Dataset items:
----------------------------------------

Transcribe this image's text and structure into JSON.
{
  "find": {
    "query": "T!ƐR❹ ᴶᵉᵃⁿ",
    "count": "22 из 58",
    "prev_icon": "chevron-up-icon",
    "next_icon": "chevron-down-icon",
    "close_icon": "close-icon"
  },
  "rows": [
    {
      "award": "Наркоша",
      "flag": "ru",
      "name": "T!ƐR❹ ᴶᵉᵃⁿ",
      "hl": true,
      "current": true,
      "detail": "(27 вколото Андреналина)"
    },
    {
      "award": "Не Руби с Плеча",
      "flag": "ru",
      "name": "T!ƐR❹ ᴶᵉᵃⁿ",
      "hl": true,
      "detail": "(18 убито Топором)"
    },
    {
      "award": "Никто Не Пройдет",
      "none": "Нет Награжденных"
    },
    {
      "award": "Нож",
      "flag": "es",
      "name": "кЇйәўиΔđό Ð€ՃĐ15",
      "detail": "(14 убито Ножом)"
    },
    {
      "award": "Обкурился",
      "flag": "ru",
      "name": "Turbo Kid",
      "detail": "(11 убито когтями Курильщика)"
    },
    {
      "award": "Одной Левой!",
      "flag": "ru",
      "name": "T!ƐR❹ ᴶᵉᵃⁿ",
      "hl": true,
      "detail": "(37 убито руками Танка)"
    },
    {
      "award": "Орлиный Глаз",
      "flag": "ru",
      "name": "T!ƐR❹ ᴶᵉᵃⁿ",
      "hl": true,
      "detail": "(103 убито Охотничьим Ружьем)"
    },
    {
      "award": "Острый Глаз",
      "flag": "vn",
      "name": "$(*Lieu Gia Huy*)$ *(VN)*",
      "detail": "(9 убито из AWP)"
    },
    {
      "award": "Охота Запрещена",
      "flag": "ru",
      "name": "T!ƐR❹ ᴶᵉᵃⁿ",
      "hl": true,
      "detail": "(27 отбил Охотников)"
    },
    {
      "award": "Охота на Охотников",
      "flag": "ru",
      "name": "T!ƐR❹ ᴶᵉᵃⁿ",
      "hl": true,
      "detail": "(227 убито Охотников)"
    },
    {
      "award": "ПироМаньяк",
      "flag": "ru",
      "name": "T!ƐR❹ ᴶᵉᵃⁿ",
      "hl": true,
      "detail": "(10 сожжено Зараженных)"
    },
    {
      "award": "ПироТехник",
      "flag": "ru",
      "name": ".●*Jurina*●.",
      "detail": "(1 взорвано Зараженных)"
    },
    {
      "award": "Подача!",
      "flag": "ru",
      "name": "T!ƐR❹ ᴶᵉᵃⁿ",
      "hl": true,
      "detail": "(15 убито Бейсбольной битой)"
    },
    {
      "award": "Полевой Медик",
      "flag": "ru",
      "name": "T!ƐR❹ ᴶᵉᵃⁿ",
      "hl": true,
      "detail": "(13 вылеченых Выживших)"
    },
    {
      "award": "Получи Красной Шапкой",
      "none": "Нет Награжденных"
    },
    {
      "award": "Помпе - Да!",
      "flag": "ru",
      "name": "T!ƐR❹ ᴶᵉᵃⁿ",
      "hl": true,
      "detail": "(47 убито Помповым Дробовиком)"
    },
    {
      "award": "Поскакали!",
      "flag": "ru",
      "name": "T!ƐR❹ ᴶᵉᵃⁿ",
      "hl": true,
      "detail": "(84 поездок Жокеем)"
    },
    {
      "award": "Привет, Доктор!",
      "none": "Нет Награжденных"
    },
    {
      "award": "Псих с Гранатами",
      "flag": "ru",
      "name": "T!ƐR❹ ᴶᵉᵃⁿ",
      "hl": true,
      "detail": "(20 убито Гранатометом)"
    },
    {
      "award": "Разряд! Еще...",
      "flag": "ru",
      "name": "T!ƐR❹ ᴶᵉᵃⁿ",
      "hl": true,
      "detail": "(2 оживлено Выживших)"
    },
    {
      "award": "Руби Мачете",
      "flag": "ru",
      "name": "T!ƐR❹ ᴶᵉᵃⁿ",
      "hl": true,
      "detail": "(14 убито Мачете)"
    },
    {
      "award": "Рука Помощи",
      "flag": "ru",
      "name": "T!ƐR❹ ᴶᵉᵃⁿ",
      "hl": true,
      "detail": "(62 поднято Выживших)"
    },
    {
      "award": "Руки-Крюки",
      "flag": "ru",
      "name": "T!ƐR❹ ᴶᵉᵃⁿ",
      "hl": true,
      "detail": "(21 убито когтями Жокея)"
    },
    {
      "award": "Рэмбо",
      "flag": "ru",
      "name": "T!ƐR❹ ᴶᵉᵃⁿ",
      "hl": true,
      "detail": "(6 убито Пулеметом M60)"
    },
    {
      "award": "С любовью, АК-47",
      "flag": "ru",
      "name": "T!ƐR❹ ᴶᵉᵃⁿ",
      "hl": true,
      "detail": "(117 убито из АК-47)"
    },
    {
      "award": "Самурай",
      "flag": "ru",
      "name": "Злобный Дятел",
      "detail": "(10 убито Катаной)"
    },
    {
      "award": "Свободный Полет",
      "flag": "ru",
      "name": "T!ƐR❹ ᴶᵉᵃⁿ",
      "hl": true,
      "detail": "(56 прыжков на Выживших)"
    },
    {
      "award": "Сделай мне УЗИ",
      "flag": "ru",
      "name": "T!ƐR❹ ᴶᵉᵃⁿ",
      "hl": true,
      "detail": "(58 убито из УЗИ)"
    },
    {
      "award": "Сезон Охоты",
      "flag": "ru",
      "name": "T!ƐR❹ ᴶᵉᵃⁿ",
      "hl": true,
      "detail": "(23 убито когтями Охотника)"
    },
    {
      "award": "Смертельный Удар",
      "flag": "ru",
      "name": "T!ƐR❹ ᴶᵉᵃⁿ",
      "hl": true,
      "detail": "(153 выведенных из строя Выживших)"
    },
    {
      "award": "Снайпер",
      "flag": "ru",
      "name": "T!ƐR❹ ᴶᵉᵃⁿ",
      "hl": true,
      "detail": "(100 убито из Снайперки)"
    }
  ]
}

----------------------------------------

Brief:
Note how many lines in the material hold the word "icon", and give that number with nothing added.

Complete output:
3